++++ Data shown
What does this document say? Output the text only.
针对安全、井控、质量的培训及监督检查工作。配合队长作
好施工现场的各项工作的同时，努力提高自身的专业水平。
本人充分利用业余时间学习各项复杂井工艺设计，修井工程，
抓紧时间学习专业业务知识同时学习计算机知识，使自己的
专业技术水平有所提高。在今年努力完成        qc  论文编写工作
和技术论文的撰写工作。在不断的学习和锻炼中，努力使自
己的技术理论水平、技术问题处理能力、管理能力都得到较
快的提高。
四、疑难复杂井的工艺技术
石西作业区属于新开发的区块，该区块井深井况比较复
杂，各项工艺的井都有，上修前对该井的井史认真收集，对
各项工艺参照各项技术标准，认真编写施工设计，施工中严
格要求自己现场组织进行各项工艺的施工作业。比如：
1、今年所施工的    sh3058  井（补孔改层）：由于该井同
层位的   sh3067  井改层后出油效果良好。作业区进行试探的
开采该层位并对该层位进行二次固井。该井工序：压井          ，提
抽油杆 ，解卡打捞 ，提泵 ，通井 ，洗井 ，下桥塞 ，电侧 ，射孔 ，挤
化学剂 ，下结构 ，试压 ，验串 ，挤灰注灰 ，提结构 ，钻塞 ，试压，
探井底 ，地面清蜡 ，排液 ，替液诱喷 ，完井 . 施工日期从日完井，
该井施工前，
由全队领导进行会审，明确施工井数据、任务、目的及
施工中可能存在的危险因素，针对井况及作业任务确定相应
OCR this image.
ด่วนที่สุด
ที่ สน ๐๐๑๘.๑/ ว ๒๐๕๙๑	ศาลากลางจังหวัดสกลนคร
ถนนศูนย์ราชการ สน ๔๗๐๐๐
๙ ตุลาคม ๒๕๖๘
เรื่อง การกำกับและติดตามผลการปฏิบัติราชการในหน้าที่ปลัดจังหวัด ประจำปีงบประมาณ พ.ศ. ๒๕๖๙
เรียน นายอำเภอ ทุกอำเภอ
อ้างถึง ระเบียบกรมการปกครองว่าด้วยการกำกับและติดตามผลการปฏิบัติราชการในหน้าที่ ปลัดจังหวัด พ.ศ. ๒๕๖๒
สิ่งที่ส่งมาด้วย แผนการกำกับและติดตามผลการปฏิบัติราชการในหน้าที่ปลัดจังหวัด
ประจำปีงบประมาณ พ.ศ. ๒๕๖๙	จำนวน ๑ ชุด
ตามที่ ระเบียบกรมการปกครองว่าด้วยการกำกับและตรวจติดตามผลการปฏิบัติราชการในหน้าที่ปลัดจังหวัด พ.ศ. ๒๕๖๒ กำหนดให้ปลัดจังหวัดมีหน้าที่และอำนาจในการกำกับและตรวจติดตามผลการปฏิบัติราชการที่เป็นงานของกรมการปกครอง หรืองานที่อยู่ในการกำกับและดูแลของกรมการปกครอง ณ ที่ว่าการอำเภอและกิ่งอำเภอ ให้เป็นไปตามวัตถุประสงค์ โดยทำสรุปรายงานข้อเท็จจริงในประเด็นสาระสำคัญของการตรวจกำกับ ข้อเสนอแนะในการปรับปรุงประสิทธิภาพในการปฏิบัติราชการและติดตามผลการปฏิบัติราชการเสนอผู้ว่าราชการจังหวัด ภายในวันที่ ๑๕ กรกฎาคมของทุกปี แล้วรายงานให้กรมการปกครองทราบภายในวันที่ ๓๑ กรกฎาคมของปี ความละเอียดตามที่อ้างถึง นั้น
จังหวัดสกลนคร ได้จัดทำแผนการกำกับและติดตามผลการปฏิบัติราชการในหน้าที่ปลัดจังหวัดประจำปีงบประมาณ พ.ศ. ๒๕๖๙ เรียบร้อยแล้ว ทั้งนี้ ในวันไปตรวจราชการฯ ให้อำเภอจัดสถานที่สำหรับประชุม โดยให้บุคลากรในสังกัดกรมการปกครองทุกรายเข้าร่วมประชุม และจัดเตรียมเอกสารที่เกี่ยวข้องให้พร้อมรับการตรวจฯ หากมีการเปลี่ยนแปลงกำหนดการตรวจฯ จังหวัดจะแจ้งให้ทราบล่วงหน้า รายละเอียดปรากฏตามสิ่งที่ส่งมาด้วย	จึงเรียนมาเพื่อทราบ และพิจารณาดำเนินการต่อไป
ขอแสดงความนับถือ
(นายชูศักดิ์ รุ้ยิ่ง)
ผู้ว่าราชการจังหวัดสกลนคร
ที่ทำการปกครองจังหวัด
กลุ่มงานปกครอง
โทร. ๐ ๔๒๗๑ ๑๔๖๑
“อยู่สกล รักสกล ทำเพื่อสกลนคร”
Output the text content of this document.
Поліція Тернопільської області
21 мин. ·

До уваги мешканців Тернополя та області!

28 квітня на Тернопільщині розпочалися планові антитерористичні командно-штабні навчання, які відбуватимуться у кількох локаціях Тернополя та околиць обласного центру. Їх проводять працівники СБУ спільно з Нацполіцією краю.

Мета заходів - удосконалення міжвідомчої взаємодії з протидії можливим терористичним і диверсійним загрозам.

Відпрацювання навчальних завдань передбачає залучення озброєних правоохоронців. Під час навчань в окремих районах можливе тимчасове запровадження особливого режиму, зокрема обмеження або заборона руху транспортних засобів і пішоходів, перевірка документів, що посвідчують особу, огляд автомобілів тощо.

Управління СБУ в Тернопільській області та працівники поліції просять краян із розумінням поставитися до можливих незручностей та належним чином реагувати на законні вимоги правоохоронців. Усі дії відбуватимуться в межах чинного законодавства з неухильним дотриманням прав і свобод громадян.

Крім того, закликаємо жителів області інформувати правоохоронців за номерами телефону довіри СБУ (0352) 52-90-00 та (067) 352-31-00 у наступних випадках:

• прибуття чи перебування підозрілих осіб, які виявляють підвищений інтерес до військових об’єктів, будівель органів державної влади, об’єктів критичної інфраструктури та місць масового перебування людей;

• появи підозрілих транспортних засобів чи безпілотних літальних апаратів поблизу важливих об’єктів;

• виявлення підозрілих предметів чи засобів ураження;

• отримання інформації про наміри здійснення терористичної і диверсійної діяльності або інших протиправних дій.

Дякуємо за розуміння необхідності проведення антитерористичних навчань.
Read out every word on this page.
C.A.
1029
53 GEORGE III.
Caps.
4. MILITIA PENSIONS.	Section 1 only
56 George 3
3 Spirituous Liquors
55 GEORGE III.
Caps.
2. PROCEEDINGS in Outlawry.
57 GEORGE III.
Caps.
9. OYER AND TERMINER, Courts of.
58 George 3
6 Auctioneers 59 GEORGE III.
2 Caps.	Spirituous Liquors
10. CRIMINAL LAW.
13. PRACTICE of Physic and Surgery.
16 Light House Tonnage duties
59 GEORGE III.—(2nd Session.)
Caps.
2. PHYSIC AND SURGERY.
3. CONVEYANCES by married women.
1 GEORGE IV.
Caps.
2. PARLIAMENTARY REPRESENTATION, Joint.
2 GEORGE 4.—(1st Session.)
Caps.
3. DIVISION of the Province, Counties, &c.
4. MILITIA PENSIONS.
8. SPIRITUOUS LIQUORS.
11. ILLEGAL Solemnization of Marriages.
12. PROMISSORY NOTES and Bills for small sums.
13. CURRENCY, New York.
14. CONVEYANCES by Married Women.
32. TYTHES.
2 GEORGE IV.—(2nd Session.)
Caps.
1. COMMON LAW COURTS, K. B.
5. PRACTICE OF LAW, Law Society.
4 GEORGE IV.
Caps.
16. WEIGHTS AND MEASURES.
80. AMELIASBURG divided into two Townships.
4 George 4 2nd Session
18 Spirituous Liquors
++++++++
» Work to be completed: Write out every line exactly as it stands.

» Task output:
What does this document say? Output the text only.
针对安全、井控、质量的培训及监督检查工作。配合队长作
好施工现场的各项工作的同时，努力提高自身的专业水平。
本人充分利用业余时间学习各项复杂井工艺设计，修井工程，
抓紧时间学习专业业务知识同时学习计算机知识，使自己的
专业技术水平有所提高。在今年努力完成        qc  论文编写工作
和技术论文的撰写工作。在不断的学习和锻炼中，努力使自
己的技术理论水平、技术问题处理能力、管理能力都得到较
快的提高。
四、疑难复杂井的工艺技术
石西作业区属于新开发的区块，该区块井深井况比较复
杂，各项工艺的井都有，上修前对该井的井史认真收集，对
各项工艺参照各项技术标准，认真编写施工设计，施工中严
格要求自己现场组织进行各项工艺的施工作业。比如：
1、今年所施工的    sh3058  井（补孔改层）：由于该井同
层位的   sh3067  井改层后出油效果良好。作业区进行试探的
开采该层位并对该层位进行二次固井。该井工序：压井          ，提
抽油杆 ，解卡打捞 ，提泵 ，通井 ，洗井 ，下桥塞 ，电侧 ，射孔 ，挤
化学剂 ，下结构 ，试压 ，验串 ，挤灰注灰 ，提结构 ，钻塞 ，试压，
探井底 ，地面清蜡 ，排液 ，替液诱喷 ，完井 . 施工日期从日完井，
该井施工前，
由全队领导进行会审，明确施工井数据、任务、目的及
施工中可能存在的危险因素，针对井况及作业任务确定相应
OCR this image.
ด่วนที่สุด
ที่ สน ๐๐๑๘.๑/ ว ๒๐๕๙๑	ศาลากลางจังหวัดสกลนคร
ถนนศูนย์ราชการ สน ๔๗๐๐๐
๙ ตุลาคม ๒๕๖๘
เรื่อง การกำกับและติดตามผลการปฏิบัติราชการในหน้าที่ปลัดจังหวัด ประจำปีงบประมาณ พ.ศ. ๒๕๖๙
เรียน นายอำเภอ ทุกอำเภอ
อ้างถึง ระเบียบกรมการปกครองว่าด้วยการกำกับและติดตามผลการปฏิบัติราชการในหน้าที่ ปลัดจังหวัด พ.ศ. ๒๕๖๒
สิ่งที่ส่งมาด้วย แผนการกำกับและติดตามผลการปฏิบัติราชการในหน้าที่ปลัดจังหวัด
ประจำปีงบประมาณ พ.ศ. ๒๕๖๙	จำนวน ๑ ชุด
ตามที่ ระเบียบกรมการปกครองว่าด้วยการกำกับและตรวจติดตามผลการปฏิบัติราชการในหน้าที่ปลัดจังหวัด พ.ศ. ๒๕๖๒ กำหนดให้ปลัดจังหวัดมีหน้าที่และอำนาจในการกำกับและตรวจติดตามผลการปฏิบัติราชการที่เป็นงานของกรมการปกครอง หรืองานที่อยู่ในการกำกับและดูแลของกรมการปกครอง ณ ที่ว่าการอำเภอและกิ่งอำเภอ ให้เป็นไปตามวัตถุประสงค์ โดยทำสรุปรายงานข้อเท็จจริงในประเด็นสาระสำคัญของการตรวจกำกับ ข้อเสนอแนะในการปรับปรุงประสิทธิภาพในการปฏิบัติราชการและติดตามผลการปฏิบัติราชการเสนอผู้ว่าราชการจังหวัด ภายในวันที่ ๑๕ กรกฎาคมของทุกปี แล้วรายงานให้กรมการปกครองทราบภายในวันที่ ๓๑ กรกฎาคมของปี ความละเอียดตามที่อ้างถึง นั้น
จังหวัดสกลนคร ได้จัดทำแผนการกำกับและติดตามผลการปฏิบัติราชการในหน้าที่ปลัดจังหวัดประจำปีงบประมาณ พ.ศ. ๒๕๖๙ เรียบร้อยแล้ว ทั้งนี้ ในวันไปตรวจราชการฯ ให้อำเภอจัดสถานที่สำหรับประชุม โดยให้บุคลากรในสังกัดกรมการปกครองทุกรายเข้าร่วมประชุม และจัดเตรียมเอกสารที่เกี่ยวข้องให้พร้อมรับการตรวจฯ หากมีการเปลี่ยนแปลงกำหนดการตรวจฯ จังหวัดจะแจ้งให้ทราบล่วงหน้า รายละเอียดปรากฏตามสิ่งที่ส่งมาด้วย	จึงเรียนมาเพื่อทราบ และพิจารณาดำเนินการต่อไป
ขอแสดงความนับถือ
(นายชูศักดิ์ รุ้ยิ่ง)
ผู้ว่าราชการจังหวัดสกลนคร
ที่ทำการปกครองจังหวัด
กลุ่มงานปกครอง
โทร. ๐ ๔๒๗๑ ๑๔๖๑
“อยู่สกล รักสกล ทำเพื่อสกลนคร”
Output the text content of this document.
Поліція Тернопільської області
21 мин. ·

До уваги мешканців Тернополя та області!

28 квітня на Тернопільщині розпочалися планові антитерористичні командно-штабні навчання, які відбуватимуться у кількох локаціях Тернополя та околиць обласного центру. Їх проводять працівники СБУ спільно з Нацполіцією краю.

Мета заходів - удосконалення міжвідомчої взаємодії з протидії можливим терористичним і диверсійним загрозам.

Відпрацювання навчальних завдань передбачає залучення озброєних правоохоронців. Під час навчань в окремих районах можливе тимчасове запровадження особливого режиму, зокрема обмеження або заборона руху транспортних засобів і пішоходів, перевірка документів, що посвідчують особу, огляд автомобілів тощо.

Управління СБУ в Тернопільській області та працівники поліції просять краян із розумінням поставитися до можливих незручностей та належним чином реагувати на законні вимоги правоохоронців. Усі дії відбуватимуться в межах чинного законодавства з неухильним дотриманням прав і свобод громадян.

Крім того, закликаємо жителів області інформувати правоохоронців за номерами телефону довіри СБУ (0352) 52-90-00 та (067) 352-31-00 у наступних випадках:

• прибуття чи перебування підозрілих осіб, які виявляють підвищений інтерес до військових об’єктів, будівель органів державної влади, об’єктів критичної інфраструктури та місць масового перебування людей;

• появи підозрілих транспортних засобів чи безпілотних літальних апаратів поблизу важливих об’єктів;

• виявлення підозрілих предметів чи засобів ураження;

• отримання інформації про наміри здійснення терористичної і диверсійної діяльності або інших протиправних дій.

Дякуємо за розуміння необхідності проведення антитерористичних навчань.
Read out every word on this page.
C.A.
1029
53 GEORGE III.
Caps.
4. MILITIA PENSIONS.	Section 1 only
56 George 3
3 Spirituous Liquors
55 GEORGE III.
Caps.
2. PROCEEDINGS in Outlawry.
57 GEORGE III.
Caps.
9. OYER AND TERMINER, Courts of.
58 George 3
6 Auctioneers 59 GEORGE III.
2 Caps.	Spirituous Liquors
10. CRIMINAL LAW.
13. PRACTICE of Physic and Surgery.
16 Light House Tonnage duties
59 GEORGE III.—(2nd Session.)
Caps.
2. PHYSIC AND SURGERY.
3. CONVEYANCES by married women.
1 GEORGE IV.
Caps.
2. PARLIAMENTARY REPRESENTATION, Joint.
2 GEORGE 4.—(1st Session.)
Caps.
3. DIVISION of the Province, Counties, &c.
4. MILITIA PENSIONS.
8. SPIRITUOUS LIQUORS.
11. ILLEGAL Solemnization of Marriages.
12. PROMISSORY NOTES and Bills for small sums.
13. CURRENCY, New York.
14. CONVEYANCES by Married Women.
32. TYTHES.
2 GEORGE IV.—(2nd Session.)
Caps.
1. COMMON LAW COURTS, K. B.
5. PRACTICE OF LAW, Law Society.
4 GEORGE IV.
Caps.
16. WEIGHTS AND MEASURES.
80. AMELIASBURG divided into two Townships.
4 George 4 2nd Session
18 Spirituous Liquors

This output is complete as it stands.